■ **EXERCISE DIRECTIONS**:
Print every line of the listing exactly, please.

■ **DATA ROWS**:
•••••
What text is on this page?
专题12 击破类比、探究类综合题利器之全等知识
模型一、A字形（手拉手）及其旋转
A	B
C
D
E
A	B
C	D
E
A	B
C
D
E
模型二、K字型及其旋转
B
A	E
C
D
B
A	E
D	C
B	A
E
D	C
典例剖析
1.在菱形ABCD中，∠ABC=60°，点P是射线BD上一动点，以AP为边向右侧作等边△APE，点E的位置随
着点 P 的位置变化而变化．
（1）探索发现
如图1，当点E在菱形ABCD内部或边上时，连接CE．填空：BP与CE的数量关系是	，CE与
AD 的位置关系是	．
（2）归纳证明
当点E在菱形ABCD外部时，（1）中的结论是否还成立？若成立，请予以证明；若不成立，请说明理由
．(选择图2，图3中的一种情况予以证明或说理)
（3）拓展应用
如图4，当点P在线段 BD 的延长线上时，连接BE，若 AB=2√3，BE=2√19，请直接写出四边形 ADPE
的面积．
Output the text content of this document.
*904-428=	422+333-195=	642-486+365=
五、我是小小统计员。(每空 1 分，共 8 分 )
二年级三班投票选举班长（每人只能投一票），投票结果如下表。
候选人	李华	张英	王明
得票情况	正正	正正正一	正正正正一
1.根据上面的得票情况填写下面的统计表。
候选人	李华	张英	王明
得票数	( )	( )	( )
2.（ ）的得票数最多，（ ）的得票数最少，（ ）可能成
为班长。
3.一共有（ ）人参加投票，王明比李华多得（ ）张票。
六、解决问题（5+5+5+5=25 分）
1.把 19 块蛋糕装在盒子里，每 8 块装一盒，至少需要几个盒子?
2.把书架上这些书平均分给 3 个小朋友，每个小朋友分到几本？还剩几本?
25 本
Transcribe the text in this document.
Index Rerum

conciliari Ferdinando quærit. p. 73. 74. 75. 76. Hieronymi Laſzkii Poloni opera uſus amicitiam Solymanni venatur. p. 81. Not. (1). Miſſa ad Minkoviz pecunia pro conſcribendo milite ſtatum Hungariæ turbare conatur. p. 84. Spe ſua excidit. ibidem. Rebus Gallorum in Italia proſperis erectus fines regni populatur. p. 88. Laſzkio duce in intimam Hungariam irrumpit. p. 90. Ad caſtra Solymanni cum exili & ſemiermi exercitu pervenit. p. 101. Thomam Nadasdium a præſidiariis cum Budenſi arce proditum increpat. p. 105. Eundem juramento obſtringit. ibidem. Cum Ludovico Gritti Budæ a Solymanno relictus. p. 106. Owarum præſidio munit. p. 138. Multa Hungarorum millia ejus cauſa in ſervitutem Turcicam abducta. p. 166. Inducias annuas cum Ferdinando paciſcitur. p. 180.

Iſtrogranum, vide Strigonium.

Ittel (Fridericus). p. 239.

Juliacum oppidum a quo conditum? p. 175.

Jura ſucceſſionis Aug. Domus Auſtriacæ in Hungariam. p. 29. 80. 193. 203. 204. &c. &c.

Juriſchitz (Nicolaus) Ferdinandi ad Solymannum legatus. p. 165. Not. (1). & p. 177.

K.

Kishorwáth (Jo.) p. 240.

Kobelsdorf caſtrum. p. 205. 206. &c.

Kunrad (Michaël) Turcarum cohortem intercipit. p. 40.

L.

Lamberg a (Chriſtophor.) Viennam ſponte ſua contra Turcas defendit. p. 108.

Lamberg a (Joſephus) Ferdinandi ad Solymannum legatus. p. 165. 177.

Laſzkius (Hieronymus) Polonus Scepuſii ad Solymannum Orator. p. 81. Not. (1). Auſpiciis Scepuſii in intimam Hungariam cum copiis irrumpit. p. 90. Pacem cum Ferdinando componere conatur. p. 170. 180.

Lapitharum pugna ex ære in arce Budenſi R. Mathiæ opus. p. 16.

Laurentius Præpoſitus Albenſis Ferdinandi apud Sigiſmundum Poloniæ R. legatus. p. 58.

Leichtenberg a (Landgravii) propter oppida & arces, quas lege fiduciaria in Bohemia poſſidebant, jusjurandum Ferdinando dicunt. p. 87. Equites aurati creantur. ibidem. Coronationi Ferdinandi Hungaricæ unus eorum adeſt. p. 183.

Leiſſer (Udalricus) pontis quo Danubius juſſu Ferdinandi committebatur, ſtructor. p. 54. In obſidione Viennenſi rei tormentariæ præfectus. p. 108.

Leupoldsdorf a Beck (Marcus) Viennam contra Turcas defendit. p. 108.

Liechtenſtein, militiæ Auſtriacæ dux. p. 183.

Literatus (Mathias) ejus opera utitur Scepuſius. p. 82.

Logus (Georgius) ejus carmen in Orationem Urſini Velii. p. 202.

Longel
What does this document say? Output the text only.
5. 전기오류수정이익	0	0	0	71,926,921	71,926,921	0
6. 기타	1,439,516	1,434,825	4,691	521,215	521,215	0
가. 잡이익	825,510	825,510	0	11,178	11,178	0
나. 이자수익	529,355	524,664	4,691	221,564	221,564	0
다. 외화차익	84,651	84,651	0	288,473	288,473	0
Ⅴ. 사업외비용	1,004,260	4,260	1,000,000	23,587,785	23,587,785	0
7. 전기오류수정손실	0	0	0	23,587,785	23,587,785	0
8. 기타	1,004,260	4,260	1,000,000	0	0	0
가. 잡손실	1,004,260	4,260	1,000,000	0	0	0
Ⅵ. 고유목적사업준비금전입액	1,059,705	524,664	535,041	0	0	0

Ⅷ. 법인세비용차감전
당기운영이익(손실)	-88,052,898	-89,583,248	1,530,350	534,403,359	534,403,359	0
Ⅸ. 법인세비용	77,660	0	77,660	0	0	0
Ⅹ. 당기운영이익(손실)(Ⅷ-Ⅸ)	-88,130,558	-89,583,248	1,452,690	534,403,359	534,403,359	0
•••••
■ **RESPONSE TO THIS EXERCISE**:
What text is on this page?
专题12 击破类比、探究类综合题利器之全等知识
模型一、A字形（手拉手）及其旋转
A	B
C
D
E
A	B
C	D
E
A	B
C
D
E
模型二、K字型及其旋转
B
A	E
C
D
B
A	E
D	C
B	A
E
D	C
典例剖析
1.在菱形ABCD中，∠ABC=60°，点P是射线BD上一动点，以AP为边向右侧作等边△APE，点E的位置随
着点 P 的位置变化而变化．
（1）探索发现
如图1，当点E在菱形ABCD内部或边上时，连接CE．填空：BP与CE的数量关系是	，CE与
AD 的位置关系是	．
（2）归纳证明
当点E在菱形ABCD外部时，（1）中的结论是否还成立？若成立，请予以证明；若不成立，请说明理由
．(选择图2，图3中的一种情况予以证明或说理)
（3）拓展应用
如图4，当点P在线段 BD 的延长线上时，连接BE，若 AB=2√3，BE=2√19，请直接写出四边形 ADPE
的面积．
Output the text content of this document.
*904-428=	422+333-195=	642-486+365=
五、我是小小统计员。(每空 1 分，共 8 分 )
二年级三班投票选举班长（每人只能投一票），投票结果如下表。
候选人	李华	张英	王明
得票情况	正正	正正正一	正正正正一
1.根据上面的得票情况填写下面的统计表。
候选人	李华	张英	王明
得票数	( )	( )	( )
2.（ ）的得票数最多，（ ）的得票数最少，（ ）可能成
为班长。
3.一共有（ ）人参加投票，王明比李华多得（ ）张票。
六、解决问题（5+5+5+5=25 分）
1.把 19 块蛋糕装在盒子里，每 8 块装一盒，至少需要几个盒子?
2.把书架上这些书平均分给 3 个小朋友，每个小朋友分到几本？还剩几本?
25 本
Transcribe the text in this document.
Index Rerum

conciliari Ferdinando quærit. p. 73. 74. 75. 76. Hieronymi Laſzkii Poloni opera uſus amicitiam Solymanni venatur. p. 81. Not. (1). Miſſa ad Minkoviz pecunia pro conſcribendo milite ſtatum Hungariæ turbare conatur. p. 84. Spe ſua excidit. ibidem. Rebus Gallorum in Italia proſperis erectus fines regni populatur. p. 88. Laſzkio duce in intimam Hungariam irrumpit. p. 90. Ad caſtra Solymanni cum exili & ſemiermi exercitu pervenit. p. 101. Thomam Nadasdium a præſidiariis cum Budenſi arce proditum increpat. p. 105. Eundem juramento obſtringit. ibidem. Cum Ludovico Gritti Budæ a Solymanno relictus. p. 106. Owarum præſidio munit. p. 138. Multa Hungarorum millia ejus cauſa in ſervitutem Turcicam abducta. p. 166. Inducias annuas cum Ferdinando paciſcitur. p. 180.

Iſtrogranum, vide Strigonium.

Ittel (Fridericus). p. 239.

Juliacum oppidum a quo conditum? p. 175.

Jura ſucceſſionis Aug. Domus Auſtriacæ in Hungariam. p. 29. 80. 193. 203. 204. &c. &c.

Juriſchitz (Nicolaus) Ferdinandi ad Solymannum legatus. p. 165. Not. (1). & p. 177.

K.

Kishorwáth (Jo.) p. 240.

Kobelsdorf caſtrum. p. 205. 206. &c.

Kunrad (Michaël) Turcarum cohortem intercipit. p. 40.

L.

Lamberg a (Chriſtophor.) Viennam ſponte ſua contra Turcas defendit. p. 108.

Lamberg a (Joſephus) Ferdinandi ad Solymannum legatus. p. 165. 177.

Laſzkius (Hieronymus) Polonus Scepuſii ad Solymannum Orator. p. 81. Not. (1). Auſpiciis Scepuſii in intimam Hungariam cum copiis irrumpit. p. 90. Pacem cum Ferdinando componere conatur. p. 170. 180.

Lapitharum pugna ex ære in arce Budenſi R. Mathiæ opus. p. 16.

Laurentius Præpoſitus Albenſis Ferdinandi apud Sigiſmundum Poloniæ R. legatus. p. 58.

Leichtenberg a (Landgravii) propter oppida & arces, quas lege fiduciaria in Bohemia poſſidebant, jusjurandum Ferdinando dicunt. p. 87. Equites aurati creantur. ibidem. Coronationi Ferdinandi Hungaricæ unus eorum adeſt. p. 183.

Leiſſer (Udalricus) pontis quo Danubius juſſu Ferdinandi committebatur, ſtructor. p. 54. In obſidione Viennenſi rei tormentariæ præfectus. p. 108.

Leupoldsdorf a Beck (Marcus) Viennam contra Turcas defendit. p. 108.

Liechtenſtein, militiæ Auſtriacæ dux. p. 183.

Literatus (Mathias) ejus opera utitur Scepuſius. p. 82.

Logus (Georgius) ejus carmen in Orationem Urſini Velii. p. 202.

Longel
What does this document say? Output the text only.
5. 전기오류수정이익	0	0	0	71,926,921	71,926,921	0
6. 기타	1,439,516	1,434,825	4,691	521,215	521,215	0
가. 잡이익	825,510	825,510	0	11,178	11,178	0
나. 이자수익	529,355	524,664	4,691	221,564	221,564	0
다. 외화차익	84,651	84,651	0	288,473	288,473	0
Ⅴ. 사업외비용	1,004,260	4,260	1,000,000	23,587,785	23,587,785	0
7. 전기오류수정손실	0	0	0	23,587,785	23,587,785	0
8. 기타	1,004,260	4,260	1,000,000	0	0	0
가. 잡손실	1,004,260	4,260	1,000,000	0	0	0
Ⅵ. 고유목적사업준비금전입액	1,059,705	524,664	535,041	0	0	0

Ⅷ. 법인세비용차감전
당기운영이익(손실)	-88,052,898	-89,583,248	1,530,350	534,403,359	534,403,359	0
Ⅸ. 법인세비용	77,660	0	77,660	0	0	0
Ⅹ. 당기운영이익(손실)(Ⅷ-Ⅸ)	-88,130,558	-89,583,248	1,452,690	534,403,359	534,403,359	0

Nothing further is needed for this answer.